*EXERCISE MATERIALS:*
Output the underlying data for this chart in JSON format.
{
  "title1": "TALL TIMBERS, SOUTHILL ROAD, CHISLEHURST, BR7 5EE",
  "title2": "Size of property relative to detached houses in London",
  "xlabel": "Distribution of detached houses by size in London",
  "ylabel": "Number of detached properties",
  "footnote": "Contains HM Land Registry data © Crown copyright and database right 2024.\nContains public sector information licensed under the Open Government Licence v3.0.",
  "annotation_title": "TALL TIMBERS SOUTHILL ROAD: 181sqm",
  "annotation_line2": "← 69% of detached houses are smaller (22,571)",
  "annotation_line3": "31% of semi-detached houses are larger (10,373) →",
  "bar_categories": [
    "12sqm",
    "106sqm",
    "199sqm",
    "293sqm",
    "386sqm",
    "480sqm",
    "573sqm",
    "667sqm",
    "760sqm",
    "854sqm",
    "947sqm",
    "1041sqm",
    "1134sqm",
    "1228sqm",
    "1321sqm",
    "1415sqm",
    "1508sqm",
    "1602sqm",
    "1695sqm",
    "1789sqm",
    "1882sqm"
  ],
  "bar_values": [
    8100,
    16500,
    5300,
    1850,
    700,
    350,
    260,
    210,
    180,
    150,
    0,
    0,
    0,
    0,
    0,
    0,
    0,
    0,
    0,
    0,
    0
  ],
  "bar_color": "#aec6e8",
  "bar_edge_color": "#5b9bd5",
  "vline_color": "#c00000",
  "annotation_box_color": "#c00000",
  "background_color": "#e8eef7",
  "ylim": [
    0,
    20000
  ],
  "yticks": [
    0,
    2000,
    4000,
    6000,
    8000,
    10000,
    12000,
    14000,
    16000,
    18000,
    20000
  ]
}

*TASK PROMPT:* Repeat every line of the material exactly as given.

*SOLUTION BELOW:*
Output the underlying data for this chart in JSON format.
{
  "title1": "TALL TIMBERS, SOUTHILL ROAD, CHISLEHURST, BR7 5EE",
  "title2": "Size of property relative to detached houses in London",
  "xlabel": "Distribution of detached houses by size in London",
  "ylabel": "Number of detached properties",
  "footnote": "Contains HM Land Registry data © Crown copyright and database right 2024.\nContains public sector information licensed under the Open Government Licence v3.0.",
  "annotation_title": "TALL TIMBERS SOUTHILL ROAD: 181sqm",
  "annotation_line2": "← 69% of detached houses are smaller (22,571)",
  "annotation_line3": "31% of semi-detached houses are larger (10,373) →",
  "bar_categories": [
    "12sqm",
    "106sqm",
    "199sqm",
    "293sqm",
    "386sqm",
    "480sqm",
    "573sqm",
    "667sqm",
    "760sqm",
    "854sqm",
    "947sqm",
    "1041sqm",
    "1134sqm",
    "1228sqm",
    "1321sqm",
    "1415sqm",
    "1508sqm",
    "1602sqm",
    "1695sqm",
    "1789sqm",
    "1882sqm"
  ],
  "bar_values": [
    8100,
    16500,
    5300,
    1850,
    700,
    350,
    260,
    210,
    180,
    150,
    0,
    0,
    0,
    0,
    0,
    0,
    0,
    0,
    0,
    0,
    0
  ],
  "bar_color": "#aec6e8",
  "bar_edge_color": "#5b9bd5",
  "vline_color": "#c00000",
  "annotation_box_color": "#c00000",
  "background_color": "#e8eef7",
  "ylim": [
    0,
    20000
  ],
  "yticks": [
    0,
    2000,
    4000,
    6000,
    8000,
    10000,
    12000,
    14000,
    16000,
    18000,
    20000
  ]
}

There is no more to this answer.